▶ _ФРАГМЕНТ ТЕКСТА_
......

Тогда Любимов взялся ставить горьковскую «Мать» все с тем же умыслом: сделать из советской вещи антисоветскую. В этот раз режиссеру повезло: власти, хотя и внесли в постановку некоторые купюры, однако в целом спектакль одобрили и разрешили включить в репертуар. Премьера «Матери» состоялась за три месяца до того, как в «Таганке» начал играть Филатов – 23 мая 1969 года. Советская пресса хорошо приняла этот спектакль, хотя всевозможных «фиг» в нем тоже хватало. Просто та часть критики, которая поддерживала западников, не стала их выпячивать, чтобы не навредить Любимову. И уже много позже, в наши дни, когда Советский Союз почил в бозе, критик А. Смелянский с удовольствием раскрыл эти аллюзии. Цитирую:
«Главной режиссерской идеей, поворачивающей школьный текст в сторону современности, была идея живого солдатского каре, в пределах и под штыками которого разворачивались все события. Любимов договорился с подшефной воинской частью дивизии имени Дзержинского и вывел на сцену несколько десятков солдатиков. А поскольку в войсках охраны у нас тогда преобладали узкоглазые лица ребят из Средней Азии, то сам набор лиц производил достаточно сильное впечатление. Солдаты иногда разворачивались на зал и каким-то отрешенным взором узеньких азиатских глаз осматривали московскую публику… Когда горстка людей с красным флагом выходила на первомайскую демонстрацию и попадала в это самое живое солдатское каре, сердце сжималось от узнаваемости мизансцены. Это была театральная метафора вечного российского противостояния.

......

▶ _ИСХОДНЫЕ ДАННЫЕ_
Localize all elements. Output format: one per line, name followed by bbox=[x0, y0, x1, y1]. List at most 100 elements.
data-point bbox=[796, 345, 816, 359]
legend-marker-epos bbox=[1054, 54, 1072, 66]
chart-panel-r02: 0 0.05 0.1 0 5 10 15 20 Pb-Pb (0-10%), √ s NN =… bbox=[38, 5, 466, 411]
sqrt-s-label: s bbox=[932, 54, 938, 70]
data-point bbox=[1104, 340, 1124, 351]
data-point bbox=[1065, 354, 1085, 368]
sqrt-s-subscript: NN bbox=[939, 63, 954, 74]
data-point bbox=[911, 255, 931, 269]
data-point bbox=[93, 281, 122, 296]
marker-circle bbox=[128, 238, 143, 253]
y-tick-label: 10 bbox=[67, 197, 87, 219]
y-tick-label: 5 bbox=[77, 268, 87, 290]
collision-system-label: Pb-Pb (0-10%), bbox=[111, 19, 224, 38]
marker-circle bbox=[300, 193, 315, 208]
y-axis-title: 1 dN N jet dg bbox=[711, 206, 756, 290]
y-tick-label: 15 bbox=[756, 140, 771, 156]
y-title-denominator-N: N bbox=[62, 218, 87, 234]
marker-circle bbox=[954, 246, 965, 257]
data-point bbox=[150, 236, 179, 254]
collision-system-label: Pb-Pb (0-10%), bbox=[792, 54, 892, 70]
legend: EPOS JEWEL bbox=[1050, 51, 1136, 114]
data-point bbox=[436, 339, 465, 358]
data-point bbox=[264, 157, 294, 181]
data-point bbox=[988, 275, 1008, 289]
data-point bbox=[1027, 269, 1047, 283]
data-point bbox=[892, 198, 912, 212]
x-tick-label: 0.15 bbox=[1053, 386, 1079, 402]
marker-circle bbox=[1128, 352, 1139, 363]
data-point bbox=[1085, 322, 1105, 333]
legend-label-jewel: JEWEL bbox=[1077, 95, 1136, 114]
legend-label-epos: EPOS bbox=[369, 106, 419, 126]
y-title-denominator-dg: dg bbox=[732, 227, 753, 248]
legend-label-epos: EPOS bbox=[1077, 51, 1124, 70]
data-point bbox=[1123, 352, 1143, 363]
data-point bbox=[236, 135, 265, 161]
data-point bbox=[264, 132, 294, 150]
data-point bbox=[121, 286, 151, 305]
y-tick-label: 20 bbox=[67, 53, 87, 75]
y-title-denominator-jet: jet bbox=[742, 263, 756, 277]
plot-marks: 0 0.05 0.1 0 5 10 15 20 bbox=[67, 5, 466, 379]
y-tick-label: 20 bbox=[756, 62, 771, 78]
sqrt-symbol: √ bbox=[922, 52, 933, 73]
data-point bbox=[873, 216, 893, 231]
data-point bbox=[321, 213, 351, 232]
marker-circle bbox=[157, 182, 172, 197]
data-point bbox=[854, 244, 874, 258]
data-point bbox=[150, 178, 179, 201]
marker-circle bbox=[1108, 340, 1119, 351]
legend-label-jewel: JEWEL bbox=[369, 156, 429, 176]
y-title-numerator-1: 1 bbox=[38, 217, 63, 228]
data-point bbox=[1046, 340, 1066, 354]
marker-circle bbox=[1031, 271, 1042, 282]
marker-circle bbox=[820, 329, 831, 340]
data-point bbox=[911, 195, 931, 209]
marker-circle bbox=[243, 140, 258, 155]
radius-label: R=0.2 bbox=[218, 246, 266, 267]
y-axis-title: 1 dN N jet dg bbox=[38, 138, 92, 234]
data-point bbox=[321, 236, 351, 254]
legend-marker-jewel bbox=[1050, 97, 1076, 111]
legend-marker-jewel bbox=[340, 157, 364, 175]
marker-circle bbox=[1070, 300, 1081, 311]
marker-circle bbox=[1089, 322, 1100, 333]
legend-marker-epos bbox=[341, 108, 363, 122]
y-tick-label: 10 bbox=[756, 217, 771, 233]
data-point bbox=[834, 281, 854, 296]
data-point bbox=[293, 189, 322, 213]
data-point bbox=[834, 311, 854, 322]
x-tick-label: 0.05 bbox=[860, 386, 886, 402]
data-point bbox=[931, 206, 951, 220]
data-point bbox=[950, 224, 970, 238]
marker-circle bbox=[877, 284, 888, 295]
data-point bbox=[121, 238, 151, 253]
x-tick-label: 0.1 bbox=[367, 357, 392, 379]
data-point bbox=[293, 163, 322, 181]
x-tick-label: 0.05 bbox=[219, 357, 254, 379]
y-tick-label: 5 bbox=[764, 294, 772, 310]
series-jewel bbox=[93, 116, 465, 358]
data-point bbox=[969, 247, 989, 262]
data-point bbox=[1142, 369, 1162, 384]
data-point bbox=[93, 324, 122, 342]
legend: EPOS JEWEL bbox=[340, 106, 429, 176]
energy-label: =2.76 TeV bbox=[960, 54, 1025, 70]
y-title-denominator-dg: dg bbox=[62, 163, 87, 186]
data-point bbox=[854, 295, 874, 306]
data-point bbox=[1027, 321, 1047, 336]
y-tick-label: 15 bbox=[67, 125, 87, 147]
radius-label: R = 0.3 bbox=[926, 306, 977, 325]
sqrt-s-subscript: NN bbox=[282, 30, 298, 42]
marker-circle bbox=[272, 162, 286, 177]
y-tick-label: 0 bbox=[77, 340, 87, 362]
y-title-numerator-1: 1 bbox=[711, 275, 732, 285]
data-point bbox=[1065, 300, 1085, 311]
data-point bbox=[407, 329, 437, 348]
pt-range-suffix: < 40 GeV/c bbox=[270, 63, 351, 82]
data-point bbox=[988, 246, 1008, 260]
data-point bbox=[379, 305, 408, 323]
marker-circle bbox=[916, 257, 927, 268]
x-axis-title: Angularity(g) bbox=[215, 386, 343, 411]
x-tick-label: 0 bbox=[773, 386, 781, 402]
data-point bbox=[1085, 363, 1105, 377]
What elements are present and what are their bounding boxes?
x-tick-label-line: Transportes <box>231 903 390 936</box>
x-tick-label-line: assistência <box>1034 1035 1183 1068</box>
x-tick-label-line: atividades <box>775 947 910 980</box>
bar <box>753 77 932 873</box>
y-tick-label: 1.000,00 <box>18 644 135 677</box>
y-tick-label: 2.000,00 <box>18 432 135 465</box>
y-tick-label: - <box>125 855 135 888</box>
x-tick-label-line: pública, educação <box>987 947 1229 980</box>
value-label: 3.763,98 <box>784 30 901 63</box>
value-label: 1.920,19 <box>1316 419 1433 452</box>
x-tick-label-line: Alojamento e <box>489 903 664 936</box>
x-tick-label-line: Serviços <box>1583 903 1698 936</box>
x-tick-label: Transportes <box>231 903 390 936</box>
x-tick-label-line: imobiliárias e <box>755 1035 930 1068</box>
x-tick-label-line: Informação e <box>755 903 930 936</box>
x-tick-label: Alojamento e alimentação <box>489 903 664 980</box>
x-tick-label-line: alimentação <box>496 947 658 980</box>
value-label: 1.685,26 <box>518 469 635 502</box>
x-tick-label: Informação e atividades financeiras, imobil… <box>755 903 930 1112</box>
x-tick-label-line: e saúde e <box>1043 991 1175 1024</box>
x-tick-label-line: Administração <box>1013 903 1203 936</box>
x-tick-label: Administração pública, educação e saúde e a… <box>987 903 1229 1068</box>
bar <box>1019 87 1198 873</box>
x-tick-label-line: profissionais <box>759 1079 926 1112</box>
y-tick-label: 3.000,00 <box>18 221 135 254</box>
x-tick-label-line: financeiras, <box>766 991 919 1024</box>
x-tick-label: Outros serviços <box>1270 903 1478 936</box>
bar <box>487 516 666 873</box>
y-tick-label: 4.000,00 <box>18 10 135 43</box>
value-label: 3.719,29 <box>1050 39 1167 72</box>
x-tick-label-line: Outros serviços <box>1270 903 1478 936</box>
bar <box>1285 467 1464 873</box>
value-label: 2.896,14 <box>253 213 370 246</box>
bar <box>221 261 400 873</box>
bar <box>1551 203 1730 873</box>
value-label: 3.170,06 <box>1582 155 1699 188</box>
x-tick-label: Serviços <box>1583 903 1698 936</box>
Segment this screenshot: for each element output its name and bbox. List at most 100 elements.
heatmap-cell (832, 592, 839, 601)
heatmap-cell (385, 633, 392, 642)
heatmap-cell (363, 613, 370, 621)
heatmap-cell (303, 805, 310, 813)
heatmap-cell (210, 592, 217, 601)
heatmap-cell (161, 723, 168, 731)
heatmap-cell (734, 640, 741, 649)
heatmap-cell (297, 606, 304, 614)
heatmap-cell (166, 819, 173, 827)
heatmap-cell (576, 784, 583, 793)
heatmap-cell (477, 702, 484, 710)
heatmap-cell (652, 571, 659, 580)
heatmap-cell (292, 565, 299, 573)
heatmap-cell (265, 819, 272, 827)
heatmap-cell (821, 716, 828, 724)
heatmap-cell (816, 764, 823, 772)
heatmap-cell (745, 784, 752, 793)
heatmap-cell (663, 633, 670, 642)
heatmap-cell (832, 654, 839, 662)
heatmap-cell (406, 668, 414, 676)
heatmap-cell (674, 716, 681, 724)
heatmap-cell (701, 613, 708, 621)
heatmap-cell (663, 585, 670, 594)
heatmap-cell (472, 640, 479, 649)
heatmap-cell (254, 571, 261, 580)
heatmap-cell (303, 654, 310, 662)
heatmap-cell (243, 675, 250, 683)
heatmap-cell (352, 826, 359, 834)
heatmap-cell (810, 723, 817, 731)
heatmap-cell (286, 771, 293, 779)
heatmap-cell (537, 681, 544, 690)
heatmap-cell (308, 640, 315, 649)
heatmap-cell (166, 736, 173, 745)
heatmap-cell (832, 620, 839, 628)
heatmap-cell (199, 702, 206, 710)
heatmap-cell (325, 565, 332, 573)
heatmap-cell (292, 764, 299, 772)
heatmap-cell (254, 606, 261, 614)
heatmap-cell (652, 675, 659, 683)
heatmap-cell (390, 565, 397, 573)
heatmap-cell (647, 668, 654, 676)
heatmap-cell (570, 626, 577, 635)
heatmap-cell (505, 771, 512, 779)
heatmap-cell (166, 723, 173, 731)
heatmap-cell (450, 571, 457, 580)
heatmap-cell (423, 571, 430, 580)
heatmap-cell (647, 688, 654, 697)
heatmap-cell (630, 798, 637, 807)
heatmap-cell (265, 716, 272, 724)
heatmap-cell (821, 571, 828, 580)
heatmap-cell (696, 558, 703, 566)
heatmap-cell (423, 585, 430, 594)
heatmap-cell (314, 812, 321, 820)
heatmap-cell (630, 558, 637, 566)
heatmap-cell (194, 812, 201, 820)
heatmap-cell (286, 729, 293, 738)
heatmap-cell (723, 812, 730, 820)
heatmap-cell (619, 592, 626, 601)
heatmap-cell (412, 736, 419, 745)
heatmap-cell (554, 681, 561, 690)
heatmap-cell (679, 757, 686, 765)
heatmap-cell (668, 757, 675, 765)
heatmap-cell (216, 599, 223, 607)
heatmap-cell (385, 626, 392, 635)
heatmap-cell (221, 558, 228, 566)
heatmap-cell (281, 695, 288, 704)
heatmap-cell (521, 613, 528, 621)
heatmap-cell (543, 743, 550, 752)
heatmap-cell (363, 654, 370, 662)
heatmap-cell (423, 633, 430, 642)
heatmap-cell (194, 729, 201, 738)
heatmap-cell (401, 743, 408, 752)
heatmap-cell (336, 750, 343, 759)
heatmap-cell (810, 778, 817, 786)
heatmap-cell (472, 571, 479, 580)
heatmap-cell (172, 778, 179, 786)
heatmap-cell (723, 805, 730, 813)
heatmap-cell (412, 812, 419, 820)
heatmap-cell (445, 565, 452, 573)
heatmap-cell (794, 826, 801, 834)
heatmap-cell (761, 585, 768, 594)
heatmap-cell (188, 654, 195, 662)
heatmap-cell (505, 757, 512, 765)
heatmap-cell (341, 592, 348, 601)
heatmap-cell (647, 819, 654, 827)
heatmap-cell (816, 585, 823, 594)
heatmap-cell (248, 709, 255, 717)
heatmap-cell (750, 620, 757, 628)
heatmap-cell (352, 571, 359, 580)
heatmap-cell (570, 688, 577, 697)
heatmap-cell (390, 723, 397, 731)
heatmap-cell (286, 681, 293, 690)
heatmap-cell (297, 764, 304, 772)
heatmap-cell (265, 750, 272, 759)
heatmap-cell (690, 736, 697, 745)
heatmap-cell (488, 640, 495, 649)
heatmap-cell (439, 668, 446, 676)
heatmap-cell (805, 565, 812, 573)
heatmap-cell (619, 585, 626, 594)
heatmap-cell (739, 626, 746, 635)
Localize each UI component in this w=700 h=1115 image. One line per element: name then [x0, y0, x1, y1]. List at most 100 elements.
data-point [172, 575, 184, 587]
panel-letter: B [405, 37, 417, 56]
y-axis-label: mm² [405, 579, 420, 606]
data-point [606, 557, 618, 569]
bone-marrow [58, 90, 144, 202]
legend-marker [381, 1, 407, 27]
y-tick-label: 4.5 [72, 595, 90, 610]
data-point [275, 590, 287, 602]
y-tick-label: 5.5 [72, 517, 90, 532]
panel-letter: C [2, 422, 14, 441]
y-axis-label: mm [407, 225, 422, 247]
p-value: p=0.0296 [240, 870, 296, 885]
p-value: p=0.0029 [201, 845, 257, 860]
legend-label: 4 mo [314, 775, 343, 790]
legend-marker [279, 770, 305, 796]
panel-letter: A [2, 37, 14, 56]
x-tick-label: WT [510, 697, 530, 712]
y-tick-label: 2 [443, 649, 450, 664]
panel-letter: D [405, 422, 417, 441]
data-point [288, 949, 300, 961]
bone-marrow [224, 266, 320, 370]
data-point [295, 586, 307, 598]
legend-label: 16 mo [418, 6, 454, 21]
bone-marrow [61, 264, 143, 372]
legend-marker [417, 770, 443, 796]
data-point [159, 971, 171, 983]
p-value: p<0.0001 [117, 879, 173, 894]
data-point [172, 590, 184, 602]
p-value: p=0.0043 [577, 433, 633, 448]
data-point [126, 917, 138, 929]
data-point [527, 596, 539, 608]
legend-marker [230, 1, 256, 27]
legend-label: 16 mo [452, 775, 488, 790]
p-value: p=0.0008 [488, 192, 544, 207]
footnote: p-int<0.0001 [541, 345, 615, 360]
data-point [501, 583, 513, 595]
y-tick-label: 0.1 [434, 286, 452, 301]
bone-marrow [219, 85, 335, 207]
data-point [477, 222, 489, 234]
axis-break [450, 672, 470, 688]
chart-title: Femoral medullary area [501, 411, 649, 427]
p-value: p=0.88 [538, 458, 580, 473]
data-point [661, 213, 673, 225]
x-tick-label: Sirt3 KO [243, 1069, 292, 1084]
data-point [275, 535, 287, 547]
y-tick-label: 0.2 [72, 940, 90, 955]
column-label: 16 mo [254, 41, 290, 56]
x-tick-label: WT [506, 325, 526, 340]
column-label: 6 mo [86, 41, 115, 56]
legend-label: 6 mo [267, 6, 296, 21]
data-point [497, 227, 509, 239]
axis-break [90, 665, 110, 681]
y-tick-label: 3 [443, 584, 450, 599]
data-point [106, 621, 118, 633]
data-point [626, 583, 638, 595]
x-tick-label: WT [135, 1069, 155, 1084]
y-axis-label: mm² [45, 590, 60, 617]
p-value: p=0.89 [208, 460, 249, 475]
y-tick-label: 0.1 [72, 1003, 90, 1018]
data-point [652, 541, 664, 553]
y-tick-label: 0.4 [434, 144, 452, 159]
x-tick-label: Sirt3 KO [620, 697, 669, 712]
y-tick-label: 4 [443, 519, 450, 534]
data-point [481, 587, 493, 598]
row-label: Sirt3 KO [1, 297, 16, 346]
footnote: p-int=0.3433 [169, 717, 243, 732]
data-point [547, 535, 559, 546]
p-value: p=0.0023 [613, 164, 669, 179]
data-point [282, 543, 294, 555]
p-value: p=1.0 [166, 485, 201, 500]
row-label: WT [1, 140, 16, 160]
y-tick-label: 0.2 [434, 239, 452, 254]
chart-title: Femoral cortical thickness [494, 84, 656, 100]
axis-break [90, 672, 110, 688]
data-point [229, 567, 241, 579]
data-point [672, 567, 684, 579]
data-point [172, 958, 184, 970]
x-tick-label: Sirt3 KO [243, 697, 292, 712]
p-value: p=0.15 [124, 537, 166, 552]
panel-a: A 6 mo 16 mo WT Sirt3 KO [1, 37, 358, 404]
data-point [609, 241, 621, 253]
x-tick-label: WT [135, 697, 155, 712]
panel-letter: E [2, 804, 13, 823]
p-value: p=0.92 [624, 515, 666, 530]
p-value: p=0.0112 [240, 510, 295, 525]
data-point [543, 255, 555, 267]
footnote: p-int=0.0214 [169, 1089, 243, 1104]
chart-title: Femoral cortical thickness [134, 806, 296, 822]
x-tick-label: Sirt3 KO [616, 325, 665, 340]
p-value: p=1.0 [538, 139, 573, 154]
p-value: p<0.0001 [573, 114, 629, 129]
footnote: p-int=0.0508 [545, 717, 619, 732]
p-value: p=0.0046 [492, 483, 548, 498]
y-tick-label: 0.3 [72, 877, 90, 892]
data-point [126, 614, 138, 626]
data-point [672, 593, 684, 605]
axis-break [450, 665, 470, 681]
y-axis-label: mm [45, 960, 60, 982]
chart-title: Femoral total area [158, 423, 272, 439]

......

▶ _ЗАДАНИЕ_
Проверьте по тексту о постановке «Матери», верны ли три утверждения: 1. Премьера «Матери» состоялась 23 мая 1969 года. 2. Власти не разрешили включить спектакль в репертуар. 3. Любимов вывел на сцену солдат из подшефной воинской части. На каждое ответьте «да» или «нет» и дословно процитируйте слова текста, которые это решают.

▶ _ОТВЕТ К ЗАДАНИЮ_
1. Да: «Премьера «Матери» состоялась за три месяца до того, как в «Таганке» начал играть Филатов – 23 мая 1969 года».
2. Нет: «власти, хотя и внесли в постановку некоторые купюры, однако в целом спектакль одобрили и разрешили включить в репертуар».
3. Да: «Любимов договорился с подшефной воинской частью дивизии имени Дзержинского и вывел на сцену несколько десятков солдатиков».